Data entries
++++++++++

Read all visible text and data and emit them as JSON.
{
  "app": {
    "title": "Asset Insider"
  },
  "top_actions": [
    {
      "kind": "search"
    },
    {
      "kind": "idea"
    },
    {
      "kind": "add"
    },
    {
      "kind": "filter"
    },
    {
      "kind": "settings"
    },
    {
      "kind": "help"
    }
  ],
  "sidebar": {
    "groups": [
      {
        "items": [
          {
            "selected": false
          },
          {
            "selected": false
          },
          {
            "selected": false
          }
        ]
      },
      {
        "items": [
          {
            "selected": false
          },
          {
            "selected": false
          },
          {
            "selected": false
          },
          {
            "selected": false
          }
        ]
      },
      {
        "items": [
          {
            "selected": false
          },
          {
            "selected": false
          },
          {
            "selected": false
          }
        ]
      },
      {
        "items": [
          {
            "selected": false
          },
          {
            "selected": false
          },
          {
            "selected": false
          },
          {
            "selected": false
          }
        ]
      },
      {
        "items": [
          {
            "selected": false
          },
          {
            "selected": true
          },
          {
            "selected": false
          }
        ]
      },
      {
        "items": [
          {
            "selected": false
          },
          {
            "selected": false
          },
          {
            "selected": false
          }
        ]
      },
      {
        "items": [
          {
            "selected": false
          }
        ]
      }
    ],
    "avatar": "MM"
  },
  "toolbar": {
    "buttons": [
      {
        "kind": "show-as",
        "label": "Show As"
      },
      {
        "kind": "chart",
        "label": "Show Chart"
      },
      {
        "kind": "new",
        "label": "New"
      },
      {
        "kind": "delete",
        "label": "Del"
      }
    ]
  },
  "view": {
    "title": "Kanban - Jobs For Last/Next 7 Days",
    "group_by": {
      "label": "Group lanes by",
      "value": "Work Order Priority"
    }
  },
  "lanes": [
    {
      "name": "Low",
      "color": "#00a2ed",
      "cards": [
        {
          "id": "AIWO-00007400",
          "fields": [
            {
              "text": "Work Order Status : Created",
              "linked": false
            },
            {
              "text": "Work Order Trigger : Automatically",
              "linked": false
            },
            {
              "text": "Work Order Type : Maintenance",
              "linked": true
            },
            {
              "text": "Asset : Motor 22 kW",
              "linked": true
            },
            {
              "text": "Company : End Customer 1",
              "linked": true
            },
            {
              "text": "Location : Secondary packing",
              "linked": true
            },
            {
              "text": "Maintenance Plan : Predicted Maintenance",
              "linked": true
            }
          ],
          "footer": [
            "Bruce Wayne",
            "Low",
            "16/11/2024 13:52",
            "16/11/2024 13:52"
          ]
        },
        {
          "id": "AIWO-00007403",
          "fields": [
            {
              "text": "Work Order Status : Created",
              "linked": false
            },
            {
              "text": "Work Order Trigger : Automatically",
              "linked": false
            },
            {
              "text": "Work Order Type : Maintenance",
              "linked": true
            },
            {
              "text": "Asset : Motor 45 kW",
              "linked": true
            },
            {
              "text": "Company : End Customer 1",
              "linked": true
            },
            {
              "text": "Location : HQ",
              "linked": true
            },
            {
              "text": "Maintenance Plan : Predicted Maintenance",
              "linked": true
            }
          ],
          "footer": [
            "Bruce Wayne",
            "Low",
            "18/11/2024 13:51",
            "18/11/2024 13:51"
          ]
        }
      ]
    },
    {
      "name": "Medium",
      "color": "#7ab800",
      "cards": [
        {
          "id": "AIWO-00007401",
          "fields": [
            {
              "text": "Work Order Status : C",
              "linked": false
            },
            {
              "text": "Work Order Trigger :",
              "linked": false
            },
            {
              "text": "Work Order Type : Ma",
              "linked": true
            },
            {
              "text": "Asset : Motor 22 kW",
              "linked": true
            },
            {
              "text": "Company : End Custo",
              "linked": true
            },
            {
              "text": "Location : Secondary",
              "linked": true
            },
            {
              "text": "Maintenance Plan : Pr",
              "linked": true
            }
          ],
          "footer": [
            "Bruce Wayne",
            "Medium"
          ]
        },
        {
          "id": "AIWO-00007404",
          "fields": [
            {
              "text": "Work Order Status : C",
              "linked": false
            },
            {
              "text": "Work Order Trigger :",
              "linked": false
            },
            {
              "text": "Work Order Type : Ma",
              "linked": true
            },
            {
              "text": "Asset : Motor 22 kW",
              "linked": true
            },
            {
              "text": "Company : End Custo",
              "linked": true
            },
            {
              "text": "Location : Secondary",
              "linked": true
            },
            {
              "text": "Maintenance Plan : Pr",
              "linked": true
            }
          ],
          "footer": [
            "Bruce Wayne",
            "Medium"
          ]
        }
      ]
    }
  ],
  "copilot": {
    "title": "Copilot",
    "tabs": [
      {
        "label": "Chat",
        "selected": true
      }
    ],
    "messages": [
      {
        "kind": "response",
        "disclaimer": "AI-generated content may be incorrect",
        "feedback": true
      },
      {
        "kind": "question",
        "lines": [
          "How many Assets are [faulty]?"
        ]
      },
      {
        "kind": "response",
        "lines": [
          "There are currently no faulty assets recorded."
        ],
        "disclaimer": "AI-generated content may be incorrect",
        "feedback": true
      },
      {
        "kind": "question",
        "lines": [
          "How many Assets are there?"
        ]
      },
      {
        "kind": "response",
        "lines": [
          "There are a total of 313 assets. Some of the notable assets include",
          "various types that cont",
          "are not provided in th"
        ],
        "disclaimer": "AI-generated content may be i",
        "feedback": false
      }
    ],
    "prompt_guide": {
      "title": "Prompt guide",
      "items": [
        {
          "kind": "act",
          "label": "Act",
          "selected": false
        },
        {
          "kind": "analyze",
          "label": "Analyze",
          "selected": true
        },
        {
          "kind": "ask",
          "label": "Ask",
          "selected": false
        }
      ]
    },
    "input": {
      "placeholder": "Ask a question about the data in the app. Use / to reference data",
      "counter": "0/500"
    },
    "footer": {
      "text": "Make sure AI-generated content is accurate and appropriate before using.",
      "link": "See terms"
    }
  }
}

++++++++++

• **What is asked**: Quote each line of the data above exactly as written.

• **Solution below**:
Read all visible text and data and emit them as JSON.
{
  "app": {
    "title": "Asset Insider"
  },
  "top_actions": [
    {
      "kind": "search"
    },
    {
      "kind": "idea"
    },
    {
      "kind": "add"
    },
    {
      "kind": "filter"
    },
    {
      "kind": "settings"
    },
    {
      "kind": "help"
    }
  ],
  "sidebar": {
    "groups": [
      {
        "items": [
          {
            "selected": false
          },
          {
            "selected": false
          },
          {
            "selected": false
          }
        ]
      },
      {
        "items": [
          {
            "selected": false
          },
          {
            "selected": false
          },
          {
            "selected": false
          },
          {
            "selected": false
          }
        ]
      },
      {
        "items": [
          {
            "selected": false
          },
          {
            "selected": false
          },
          {
            "selected": false
          }
        ]
      },
      {
        "items": [
          {
            "selected": false
          },
          {
            "selected": false
          },
          {
            "selected": false
          },
          {
            "selected": false
          }
        ]
      },
      {
        "items": [
          {
            "selected": false
          },
          {
            "selected": true
          },
          {
            "selected": false
          }
        ]
      },
      {
        "items": [
          {
            "selected": false
          },
          {
            "selected": false
          },
          {
            "selected": false
          }
        ]
      },
      {
        "items": [
          {
            "selected": false
          }
        ]
      }
    ],
    "avatar": "MM"
  },
  "toolbar": {
    "buttons": [
      {
        "kind": "show-as",
        "label": "Show As"
      },
      {
        "kind": "chart",
        "label": "Show Chart"
      },
      {
        "kind": "new",
        "label": "New"
      },
      {
        "kind": "delete",
        "label": "Del"
      }
    ]
  },
  "view": {
    "title": "Kanban - Jobs For Last/Next 7 Days",
    "group_by": {
      "label": "Group lanes by",
      "value": "Work Order Priority"
    }
  },
  "lanes": [
    {
      "name": "Low",
      "color": "#00a2ed",
      "cards": [
        {
          "id": "AIWO-00007400",
          "fields": [
            {
              "text": "Work Order Status : Created",
              "linked": false
            },
            {
              "text": "Work Order Trigger : Automatically",
              "linked": false
            },
            {
              "text": "Work Order Type : Maintenance",
              "linked": true
            },
            {
              "text": "Asset : Motor 22 kW",
              "linked": true
            },
            {
              "text": "Company : End Customer 1",
              "linked": true
            },
            {
              "text": "Location : Secondary packing",
              "linked": true
            },
            {
              "text": "Maintenance Plan : Predicted Maintenance",
              "linked": true
            }
          ],
          "footer": [
            "Bruce Wayne",
            "Low",
            "16/11/2024 13:52",
            "16/11/2024 13:52"
          ]
        },
        {
          "id": "AIWO-00007403",
          "fields": [
            {
              "text": "Work Order Status : Created",
              "linked": false
            },
            {
              "text": "Work Order Trigger : Automatically",
              "linked": false
            },
            {
              "text": "Work Order Type : Maintenance",
              "linked": true
            },
            {
              "text": "Asset : Motor 45 kW",
              "linked": true
            },
            {
              "text": "Company : End Customer 1",
              "linked": true
            },
            {
              "text": "Location : HQ",
              "linked": true
            },
            {
              "text": "Maintenance Plan : Predicted Maintenance",
              "linked": true
            }
          ],
          "footer": [
            "Bruce Wayne",
            "Low",
            "18/11/2024 13:51",
            "18/11/2024 13:51"
          ]
        }
      ]
    },
    {
      "name": "Medium",
      "color": "#7ab800",
      "cards": [
        {
          "id": "AIWO-00007401",
          "fields": [
            {
              "text": "Work Order Status : C",
              "linked": false
            },
            {
              "text": "Work Order Trigger :",
              "linked": false
            },
            {
              "text": "Work Order Type : Ma",
              "linked": true
            },
            {
              "text": "Asset : Motor 22 kW",
              "linked": true
            },
            {
              "text": "Company : End Custo",
              "linked": true
            },
            {
              "text": "Location : Secondary",
              "linked": true
            },
            {
              "text": "Maintenance Plan : Pr",
              "linked": true
            }
          ],
          "footer": [
            "Bruce Wayne",
            "Medium"
          ]
        },
        {
          "id": "AIWO-00007404",
          "fields": [
            {
              "text": "Work Order Status : C",
              "linked": false
            },
            {
              "text": "Work Order Trigger :",
              "linked": false
            },
            {
              "text": "Work Order Type : Ma",
              "linked": true
            },
            {
              "text": "Asset : Motor 22 kW",
              "linked": true
            },
            {
              "text": "Company : End Custo",
              "linked": true
            },
            {
              "text": "Location : Secondary",
              "linked": true
            },
            {
              "text": "Maintenance Plan : Pr",
              "linked": true
            }
          ],
          "footer": [
            "Bruce Wayne",
            "Medium"
          ]
        }
      ]
    }
  ],
  "copilot": {
    "title": "Copilot",
    "tabs": [
      {
        "label": "Chat",
        "selected": true
      }
    ],
    "messages": [
      {
        "kind": "response",
        "disclaimer": "AI-generated content may be incorrect",
        "feedback": true
      },
      {
        "kind": "question",
        "lines": [
          "How many Assets are [faulty]?"
        ]
      },
      {
        "kind": "response",
        "lines": [
          "There are currently no faulty assets recorded."
        ],
        "disclaimer": "AI-generated content may be incorrect",
        "feedback": true
      },
      {
        "kind": "question",
        "lines": [
          "How many Assets are there?"
        ]
      },
      {
        "kind": "response",
        "lines": [
          "There are a total of 313 assets. Some of the notable assets include",
          "various types that cont",
          "are not provided in th"
        ],
        "disclaimer": "AI-generated content may be i",
        "feedback": false
      }
    ],
    "prompt_guide": {
      "title": "Prompt guide",
      "items": [
        {
          "kind": "act",
          "label": "Act",
          "selected": false
        },
        {
          "kind": "analyze",
          "label": "Analyze",
          "selected": true
        },
        {
          "kind": "ask",
          "label": "Ask",
          "selected": false
        }
      ]
    },
    "input": {
      "placeholder": "Ask a question about the data in the app. Use / to reference data",
      "counter": "0/500"
    },
    "footer": {
      "text": "Make sure AI-generated content is accurate and appropriate before using.",
      "link": "See terms"
    }
  }
}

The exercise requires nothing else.